*Objective*
Repeat the data below exactly, dropping any pictures it holds.

*Information supplied*
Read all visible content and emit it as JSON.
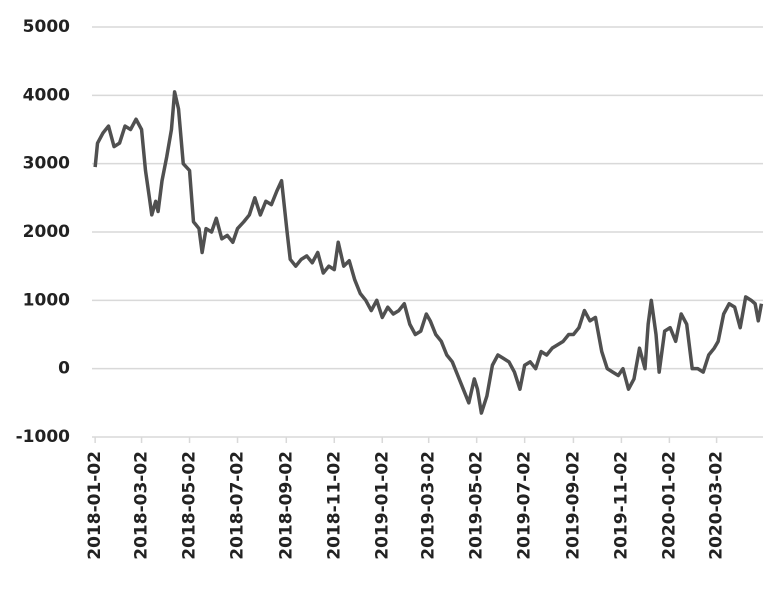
{
  "chart_data": {
    "type": "line",
    "color": "#505050",
    "grid": true,
    "xlim": [
      "2017-12-29",
      "2020-04-30"
    ],
    "ylim": [
      -1000,
      5000
    ],
    "yticks": [
      -1000,
      0,
      1000,
      2000,
      3000,
      4000,
      5000
    ],
    "xticks": [
      "2018-01-02",
      "2018-03-02",
      "2018-05-02",
      "2018-07-02",
      "2018-09-02",
      "2018-11-02",
      "2019-01-02",
      "2019-03-02",
      "2019-05-02",
      "2019-07-02",
      "2019-09-02",
      "2019-11-02",
      "2020-01-02",
      "2020-03-02"
    ],
    "x": [
      "2018-01-02",
      "2018-01-05",
      "2018-01-12",
      "2018-01-19",
      "2018-01-26",
      "2018-02-02",
      "2018-02-09",
      "2018-02-16",
      "2018-02-23",
      "2018-03-02",
      "2018-03-07",
      "2018-03-12",
      "2018-03-15",
      "2018-03-20",
      "2018-03-23",
      "2018-03-28",
      "2018-04-03",
      "2018-04-09",
      "2018-04-13",
      "2018-04-18",
      "2018-04-24",
      "2018-05-02",
      "2018-05-07",
      "2018-05-14",
      "2018-05-18",
      "2018-05-23",
      "2018-05-30",
      "2018-06-05",
      "2018-06-12",
      "2018-06-19",
      "2018-06-26",
      "2018-07-02",
      "2018-07-10",
      "2018-07-17",
      "2018-07-24",
      "2018-07-31",
      "2018-08-07",
      "2018-08-14",
      "2018-08-21",
      "2018-08-27",
      "2018-09-03",
      "2018-09-07",
      "2018-09-14",
      "2018-09-21",
      "2018-09-28",
      "2018-10-05",
      "2018-10-12",
      "2018-10-19",
      "2018-10-26",
      "2018-11-02",
      "2018-11-07",
      "2018-11-14",
      "2018-11-21",
      "2018-11-28",
      "2018-12-05",
      "2018-12-12",
      "2018-12-19",
      "2018-12-26",
      "2019-01-02",
      "2019-01-09",
      "2019-01-16",
      "2019-01-23",
      "2019-01-30",
      "2019-02-06",
      "2019-02-13",
      "2019-02-20",
      "2019-02-27",
      "2019-03-04",
      "2019-03-11",
      "2019-03-18",
      "2019-03-25",
      "2019-04-01",
      "2019-04-08",
      "2019-04-15",
      "2019-04-22",
      "2019-04-29",
      "2019-05-03",
      "2019-05-08",
      "2019-05-15",
      "2019-05-22",
      "2019-05-29",
      "2019-06-05",
      "2019-06-12",
      "2019-06-19",
      "2019-06-26",
      "2019-07-02",
      "2019-07-09",
      "2019-07-16",
      "2019-07-23",
      "2019-07-30",
      "2019-08-06",
      "2019-08-13",
      "2019-08-20",
      "2019-08-27",
      "2019-09-02",
      "2019-09-09",
      "2019-09-16",
      "2019-09-23",
      "2019-09-30",
      "2019-10-08",
      "2019-10-15",
      "2019-10-22",
      "2019-10-29",
      "2019-11-04",
      "2019-11-11",
      "2019-11-18",
      "2019-11-25",
      "2019-12-02",
      "2019-12-06",
      "2019-12-10",
      "2019-12-16",
      "2019-12-20",
      "2019-12-27",
      "2020-01-03",
      "2020-01-10",
      "2020-01-17",
      "2020-01-24",
      "2020-01-31",
      "2020-02-07",
      "2020-02-14",
      "2020-02-21",
      "2020-02-28",
      "2020-03-04",
      "2020-03-11",
      "2020-03-18",
      "2020-03-25",
      "2020-04-01",
      "2020-04-08",
      "2020-04-15",
      "2020-04-20",
      "2020-04-24",
      "2020-04-28"
    ],
    "values": [
      2950,
      3300,
      3450,
      3550,
      3250,
      3300,
      3550,
      3500,
      3650,
      3500,
      2900,
      2500,
      2250,
      2450,
      2300,
      2750,
      3100,
      3500,
      4050,
      3800,
      3000,
      2900,
      2150,
      2050,
      1700,
      2050,
      2000,
      2200,
      1900,
      1950,
      1850,
      2050,
      2150,
      2250,
      2500,
      2250,
      2450,
      2400,
      2600,
      2750,
      2000,
      1600,
      1500,
      1600,
      1650,
      1550,
      1700,
      1400,
      1500,
      1450,
      1850,
      1500,
      1580,
      1300,
      1100,
      1000,
      850,
      1000,
      750,
      900,
      800,
      850,
      950,
      650,
      500,
      550,
      800,
      700,
      500,
      400,
      200,
      100,
      -100,
      -300,
      -500,
      -150,
      -300,
      -650,
      -400,
      50,
      200,
      150,
      100,
      -50,
      -300,
      50,
      100,
      0,
      250,
      200,
      300,
      350,
      400,
      500,
      500,
      600,
      850,
      700,
      750,
      250,
      0,
      -50,
      -100,
      0,
      -300,
      -150,
      300,
      0,
      650,
      1000,
      500,
      -50,
      550,
      600,
      400,
      800,
      650,
      0,
      0,
      -50,
      200,
      300,
      400,
      800,
      950,
      900,
      600,
      1050,
      1000,
      950,
      700,
      950
    ]
  }
}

*Task answer*
Read all visible content and emit it as JSON.
{
  "chart_data": {
    "type": "line",
    "color": "#505050",
    "grid": true,
    "xlim": [
      "2017-12-29",
      "2020-04-30"
    ],
    "ylim": [
      -1000,
      5000
    ],
    "yticks": [
      -1000,
      0,
      1000,
      2000,
      3000,
      4000,
      5000
    ],
    "xticks": [
      "2018-01-02",
      "2018-03-02",
      "2018-05-02",
      "2018-07-02",
      "2018-09-02",
      "2018-11-02",
      "2019-01-02",
      "2019-03-02",
      "2019-05-02",
      "2019-07-02",
      "2019-09-02",
      "2019-11-02",
      "2020-01-02",
      "2020-03-02"
    ],
    "x": [
      "2018-01-02",
      "2018-01-05",
      "2018-01-12",
      "2018-01-19",
      "2018-01-26",
      "2018-02-02",
      "2018-02-09",
      "2018-02-16",
      "2018-02-23",
      "2018-03-02",
      "2018-03-07",
      "2018-03-12",
      "2018-03-15",
      "2018-03-20",
      "2018-03-23",
      "2018-03-28",
      "2018-04-03",
      "2018-04-09",
      "2018-04-13",
      "2018-04-18",
      "2018-04-24",
      "2018-05-02",
      "2018-05-07",
      "2018-05-14",
      "2018-05-18",
      "2018-05-23",
      "2018-05-30",
      "2018-06-05",
      "2018-06-12",
      "2018-06-19",
      "2018-06-26",
      "2018-07-02",
      "2018-07-10",
      "2018-07-17",
      "2018-07-24",
      "2018-07-31",
      "2018-08-07",
      "2018-08-14",
      "2018-08-21",
      "2018-08-27",
      "2018-09-03",
      "2018-09-07",
      "2018-09-14",
      "2018-09-21",
      "2018-09-28",
      "2018-10-05",
      "2018-10-12",
      "2018-10-19",
      "2018-10-26",
      "2018-11-02",
      "2018-11-07",
      "2018-11-14",
      "2018-11-21",
      "2018-11-28",
      "2018-12-05",
      "2018-12-12",
      "2018-12-19",
      "2018-12-26",
      "2019-01-02",
      "2019-01-09",
      "2019-01-16",
      "2019-01-23",
      "2019-01-30",
      "2019-02-06",
      "2019-02-13",
      "2019-02-20",
      "2019-02-27",
      "2019-03-04",
      "2019-03-11",
      "2019-03-18",
      "2019-03-25",
      "2019-04-01",
      "2019-04-08",
      "2019-04-15",
      "2019-04-22",
      "2019-04-29",
      "2019-05-03",
      "2019-05-08",
      "2019-05-15",
      "2019-05-22",
      "2019-05-29",
      "2019-06-05",
      "2019-06-12",
      "2019-06-19",
      "2019-06-26",
      "2019-07-02",
      "2019-07-09",
      "2019-07-16",
      "2019-07-23",
      "2019-07-30",
      "2019-08-06",
      "2019-08-13",
      "2019-08-20",
      "2019-08-27",
      "2019-09-02",
      "2019-09-09",
      "2019-09-16",
      "2019-09-23",
      "2019-09-30",
      "2019-10-08",
      "2019-10-15",
      "2019-10-22",
      "2019-10-29",
      "2019-11-04",
      "2019-11-11",
      "2019-11-18",
      "2019-11-25",
      "2019-12-02",
      "2019-12-06",
      "2019-12-10",
      "2019-12-16",
      "2019-12-20",
      "2019-12-27",
      "2020-01-03",
      "2020-01-10",
      "2020-01-17",
      "2020-01-24",
      "2020-01-31",
      "2020-02-07",
      "2020-02-14",
      "2020-02-21",
      "2020-02-28",
      "2020-03-04",
      "2020-03-11",
      "2020-03-18",
      "2020-03-25",
      "2020-04-01",
      "2020-04-08",
      "2020-04-15",
      "2020-04-20",
      "2020-04-24",
      "2020-04-28"
    ],
    "values": [
      2950,
      3300,
      3450,
      3550,
      3250,
      3300,
      3550,
      3500,
      3650,
      3500,
      2900,
      2500,
      2250,
      2450,
      2300,
      2750,
      3100,
      3500,
      4050,
      3800,
      3000,
      2900,
      2150,
      2050,
      1700,
      2050,
      2000,
      2200,
      1900,
      1950,
      1850,
      2050,
      2150,
      2250,
      2500,
      2250,
      2450,
      2400,
      2600,
      2750,
      2000,
      1600,
      1500,
      1600,
      1650,
      1550,
      1700,
      1400,
      1500,
      1450,
      1850,
      1500,
      1580,
      1300,
      1100,
      1000,
      850,
      1000,
      750,
      900,
      800,
      850,
      950,
      650,
      500,
      550,
      800,
      700,
      500,
      400,
      200,
      100,
      -100,
      -300,
      -500,
      -150,
      -300,
      -650,
      -400,
      50,
      200,
      150,
      100,
      -50,
      -300,
      50,
      100,
      0,
      250,
      200,
      300,
      350,
      400,
      500,
      500,
      600,
      850,
      700,
      750,
      250,
      0,
      -50,
      -100,
      0,
      -300,
      -150,
      300,
      0,
      650,
      1000,
      500,
      -50,
      550,
      600,
      400,
      800,
      650,
      0,
      0,
      -50,
      200,
      300,
      400,
      800,
      950,
      900,
      600,
      1050,
      1000,
      950,
      700,
      950
    ]
  }
}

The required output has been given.